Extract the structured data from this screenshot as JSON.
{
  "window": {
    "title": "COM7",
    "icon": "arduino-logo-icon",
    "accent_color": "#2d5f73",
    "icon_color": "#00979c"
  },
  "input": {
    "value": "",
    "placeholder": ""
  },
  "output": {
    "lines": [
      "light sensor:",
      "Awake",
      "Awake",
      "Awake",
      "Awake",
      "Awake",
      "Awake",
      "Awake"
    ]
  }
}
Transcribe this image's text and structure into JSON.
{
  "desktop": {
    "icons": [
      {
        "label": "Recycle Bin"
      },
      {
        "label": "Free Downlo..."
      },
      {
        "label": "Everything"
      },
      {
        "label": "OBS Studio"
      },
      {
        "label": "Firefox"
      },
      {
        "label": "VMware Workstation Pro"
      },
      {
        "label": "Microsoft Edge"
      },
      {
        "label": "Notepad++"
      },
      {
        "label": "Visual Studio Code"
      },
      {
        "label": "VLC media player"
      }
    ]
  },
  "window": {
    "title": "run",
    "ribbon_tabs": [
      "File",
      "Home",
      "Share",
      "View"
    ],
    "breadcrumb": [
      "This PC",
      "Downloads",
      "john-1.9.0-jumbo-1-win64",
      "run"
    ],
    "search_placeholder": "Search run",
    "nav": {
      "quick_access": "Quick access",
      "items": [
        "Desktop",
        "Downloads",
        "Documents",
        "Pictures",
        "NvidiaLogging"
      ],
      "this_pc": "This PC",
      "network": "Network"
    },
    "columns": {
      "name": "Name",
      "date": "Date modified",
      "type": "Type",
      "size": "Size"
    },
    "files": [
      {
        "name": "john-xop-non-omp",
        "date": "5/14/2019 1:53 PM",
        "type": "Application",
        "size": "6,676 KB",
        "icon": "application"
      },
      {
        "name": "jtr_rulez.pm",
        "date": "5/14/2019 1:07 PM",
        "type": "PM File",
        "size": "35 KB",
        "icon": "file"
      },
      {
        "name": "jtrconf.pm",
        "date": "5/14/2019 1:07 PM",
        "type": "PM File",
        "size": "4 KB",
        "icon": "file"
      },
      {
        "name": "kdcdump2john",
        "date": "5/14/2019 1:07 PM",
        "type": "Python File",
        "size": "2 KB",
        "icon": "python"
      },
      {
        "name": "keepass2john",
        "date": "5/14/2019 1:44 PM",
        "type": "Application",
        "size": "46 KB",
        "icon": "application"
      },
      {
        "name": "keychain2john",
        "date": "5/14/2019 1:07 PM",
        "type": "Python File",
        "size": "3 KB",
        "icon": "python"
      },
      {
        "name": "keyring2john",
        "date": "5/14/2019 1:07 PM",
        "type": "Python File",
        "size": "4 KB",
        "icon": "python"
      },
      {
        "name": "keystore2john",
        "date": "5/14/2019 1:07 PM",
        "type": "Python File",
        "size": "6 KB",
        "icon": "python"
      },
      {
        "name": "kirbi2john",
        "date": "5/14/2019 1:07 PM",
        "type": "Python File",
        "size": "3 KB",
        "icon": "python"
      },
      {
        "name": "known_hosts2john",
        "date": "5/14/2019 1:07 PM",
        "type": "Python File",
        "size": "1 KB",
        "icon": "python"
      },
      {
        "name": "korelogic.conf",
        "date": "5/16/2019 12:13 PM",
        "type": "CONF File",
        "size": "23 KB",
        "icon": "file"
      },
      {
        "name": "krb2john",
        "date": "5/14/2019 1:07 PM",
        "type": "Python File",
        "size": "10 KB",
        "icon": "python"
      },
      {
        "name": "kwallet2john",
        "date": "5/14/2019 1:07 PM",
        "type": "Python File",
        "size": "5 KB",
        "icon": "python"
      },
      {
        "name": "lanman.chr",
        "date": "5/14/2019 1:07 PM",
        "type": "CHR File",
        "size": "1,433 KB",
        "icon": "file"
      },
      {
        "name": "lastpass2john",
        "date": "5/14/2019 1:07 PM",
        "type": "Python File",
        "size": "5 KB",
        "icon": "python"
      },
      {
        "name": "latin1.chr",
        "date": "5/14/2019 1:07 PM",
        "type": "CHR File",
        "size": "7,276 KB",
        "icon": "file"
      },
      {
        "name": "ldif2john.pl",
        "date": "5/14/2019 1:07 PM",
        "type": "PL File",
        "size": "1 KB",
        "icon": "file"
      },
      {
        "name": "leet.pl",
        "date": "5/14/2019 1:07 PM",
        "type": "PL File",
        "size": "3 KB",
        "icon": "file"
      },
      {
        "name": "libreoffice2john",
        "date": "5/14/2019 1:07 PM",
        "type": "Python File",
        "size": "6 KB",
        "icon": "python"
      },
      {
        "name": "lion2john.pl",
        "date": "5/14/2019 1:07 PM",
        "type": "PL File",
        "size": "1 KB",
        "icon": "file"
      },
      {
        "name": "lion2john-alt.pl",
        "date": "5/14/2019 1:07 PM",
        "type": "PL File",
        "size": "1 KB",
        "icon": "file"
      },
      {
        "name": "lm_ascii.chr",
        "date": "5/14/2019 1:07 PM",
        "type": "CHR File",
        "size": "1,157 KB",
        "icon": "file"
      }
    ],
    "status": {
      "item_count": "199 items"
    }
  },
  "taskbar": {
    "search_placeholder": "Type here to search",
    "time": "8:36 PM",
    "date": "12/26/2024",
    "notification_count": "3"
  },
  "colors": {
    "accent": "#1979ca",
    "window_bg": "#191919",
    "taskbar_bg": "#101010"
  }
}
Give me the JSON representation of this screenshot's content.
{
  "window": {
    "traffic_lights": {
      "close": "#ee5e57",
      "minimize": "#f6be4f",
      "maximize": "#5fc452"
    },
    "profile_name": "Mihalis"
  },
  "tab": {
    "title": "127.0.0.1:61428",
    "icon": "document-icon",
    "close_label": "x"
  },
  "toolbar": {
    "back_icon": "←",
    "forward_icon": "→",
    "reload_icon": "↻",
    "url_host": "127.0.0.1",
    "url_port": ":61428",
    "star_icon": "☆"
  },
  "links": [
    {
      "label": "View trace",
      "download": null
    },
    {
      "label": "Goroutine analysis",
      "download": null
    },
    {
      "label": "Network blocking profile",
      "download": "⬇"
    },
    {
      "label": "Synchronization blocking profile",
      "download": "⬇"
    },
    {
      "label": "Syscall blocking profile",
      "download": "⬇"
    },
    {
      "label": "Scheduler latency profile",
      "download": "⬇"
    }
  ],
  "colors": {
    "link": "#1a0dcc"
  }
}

# # # # # # #

> _WHAT IS NEEDED_: Copy the records above exactly.

> _RESULT_:
Extract the structured data from this screenshot as JSON.
{
  "window": {
    "title": "COM7",
    "icon": "arduino-logo-icon",
    "accent_color": "#2d5f73",
    "icon_color": "#00979c"
  },
  "input": {
    "value": "",
    "placeholder": ""
  },
  "output": {
    "lines": [
      "light sensor:",
      "Awake",
      "Awake",
      "Awake",
      "Awake",
      "Awake",
      "Awake",
      "Awake"
    ]
  }
}
Transcribe this image's text and structure into JSON.
{
  "desktop": {
    "icons": [
      {
        "label": "Recycle Bin"
      },
      {
        "label": "Free Downlo..."
      },
      {
        "label": "Everything"
      },
      {
        "label": "OBS Studio"
      },
      {
        "label": "Firefox"
      },
      {
        "label": "VMware Workstation Pro"
      },
      {
        "label": "Microsoft Edge"
      },
      {
        "label": "Notepad++"
      },
      {
        "label": "Visual Studio Code"
      },
      {
        "label": "VLC media player"
      }
    ]
  },
  "window": {
    "title": "run",
    "ribbon_tabs": [
      "File",
      "Home",
      "Share",
      "View"
    ],
    "breadcrumb": [
      "This PC",
      "Downloads",
      "john-1.9.0-jumbo-1-win64",
      "run"
    ],
    "search_placeholder": "Search run",
    "nav": {
      "quick_access": "Quick access",
      "items": [
        "Desktop",
        "Downloads",
        "Documents",
        "Pictures",
        "NvidiaLogging"
      ],
      "this_pc": "This PC",
      "network": "Network"
    },
    "columns": {
      "name": "Name",
      "date": "Date modified",
      "type": "Type",
      "size": "Size"
    },
    "files": [
      {
        "name": "john-xop-non-omp",
        "date": "5/14/2019 1:53 PM",
        "type": "Application",
        "size": "6,676 KB",
        "icon": "application"
      },
      {
        "name": "jtr_rulez.pm",
        "date": "5/14/2019 1:07 PM",
        "type": "PM File",
        "size": "35 KB",
        "icon": "file"
      },
      {
        "name": "jtrconf.pm",
        "date": "5/14/2019 1:07 PM",
        "type": "PM File",
        "size": "4 KB",
        "icon": "file"
      },
      {
        "name": "kdcdump2john",
        "date": "5/14/2019 1:07 PM",
        "type": "Python File",
        "size": "2 KB",
        "icon": "python"
      },
      {
        "name": "keepass2john",
        "date": "5/14/2019 1:44 PM",
        "type": "Application",
        "size": "46 KB",
        "icon": "application"
      },
      {
        "name": "keychain2john",
        "date": "5/14/2019 1:07 PM",
        "type": "Python File",
        "size": "3 KB",
        "icon": "python"
      },
      {
        "name": "keyring2john",
        "date": "5/14/2019 1:07 PM",
        "type": "Python File",
        "size": "4 KB",
        "icon": "python"
      },
      {
        "name": "keystore2john",
        "date": "5/14/2019 1:07 PM",
        "type": "Python File",
        "size": "6 KB",
        "icon": "python"
      },
      {
        "name": "kirbi2john",
        "date": "5/14/2019 1:07 PM",
        "type": "Python File",
        "size": "3 KB",
        "icon": "python"
      },
      {
        "name": "known_hosts2john",
        "date": "5/14/2019 1:07 PM",
        "type": "Python File",
        "size": "1 KB",
        "icon": "python"
      },
      {
        "name": "korelogic.conf",
        "date": "5/16/2019 12:13 PM",
        "type": "CONF File",
        "size": "23 KB",
        "icon": "file"
      },
      {
        "name": "krb2john",
        "date": "5/14/2019 1:07 PM",
        "type": "Python File",
        "size": "10 KB",
        "icon": "python"
      },
      {
        "name": "kwallet2john",
        "date": "5/14/2019 1:07 PM",
        "type": "Python File",
        "size": "5 KB",
        "icon": "python"
      },
      {
        "name": "lanman.chr",
        "date": "5/14/2019 1:07 PM",
        "type": "CHR File",
        "size": "1,433 KB",
        "icon": "file"
      },
      {
        "name": "lastpass2john",
        "date": "5/14/2019 1:07 PM",
        "type": "Python File",
        "size": "5 KB",
        "icon": "python"
      },
      {
        "name": "latin1.chr",
        "date": "5/14/2019 1:07 PM",
        "type": "CHR File",
        "size": "7,276 KB",
        "icon": "file"
      },
      {
        "name": "ldif2john.pl",
        "date": "5/14/2019 1:07 PM",
        "type": "PL File",
        "size": "1 KB",
        "icon": "file"
      },
      {
        "name": "leet.pl",
        "date": "5/14/2019 1:07 PM",
        "type": "PL File",
        "size": "3 KB",
        "icon": "file"
      },
      {
        "name": "libreoffice2john",
        "date": "5/14/2019 1:07 PM",
        "type": "Python File",
        "size": "6 KB",
        "icon": "python"
      },
      {
        "name": "lion2john.pl",
        "date": "5/14/2019 1:07 PM",
        "type": "PL File",
        "size": "1 KB",
        "icon": "file"
      },
      {
        "name": "lion2john-alt.pl",
        "date": "5/14/2019 1:07 PM",
        "type": "PL File",
        "size": "1 KB",
        "icon": "file"
      },
      {
        "name": "lm_ascii.chr",
        "date": "5/14/2019 1:07 PM",
        "type": "CHR File",
        "size": "1,157 KB",
        "icon": "file"
      }
    ],
    "status": {
      "item_count": "199 items"
    }
  },
  "taskbar": {
    "search_placeholder": "Type here to search",
    "time": "8:36 PM",
    "date": "12/26/2024",
    "notification_count": "3"
  },
  "colors": {
    "accent": "#1979ca",
    "window_bg": "#191919",
    "taskbar_bg": "#101010"
  }
}
Give me the JSON representation of this screenshot's content.
{
  "window": {
    "traffic_lights": {
      "close": "#ee5e57",
      "minimize": "#f6be4f",
      "maximize": "#5fc452"
    },
    "profile_name": "Mihalis"
  },
  "tab": {
    "title": "127.0.0.1:61428",
    "icon": "document-icon",
    "close_label": "x"
  },
  "toolbar": {
    "back_icon": "←",
    "forward_icon": "→",
    "reload_icon": "↻",
    "url_host": "127.0.0.1",
    "url_port": ":61428",
    "star_icon": "☆"
  },
  "links": [
    {
      "label": "View trace",
      "download": null
    },
    {
      "label": "Goroutine analysis",
      "download": null
    },
    {
      "label": "Network blocking profile",
      "download": "⬇"
    },
    {
      "label": "Synchronization blocking profile",
      "download": "⬇"
    },
    {
      "label": "Syscall blocking profile",
      "download": "⬇"
    },
    {
      "label": "Scheduler latency profile",
      "download": "⬇"
    }
  ],
  "colors": {
    "link": "#1a0dcc"
  }
}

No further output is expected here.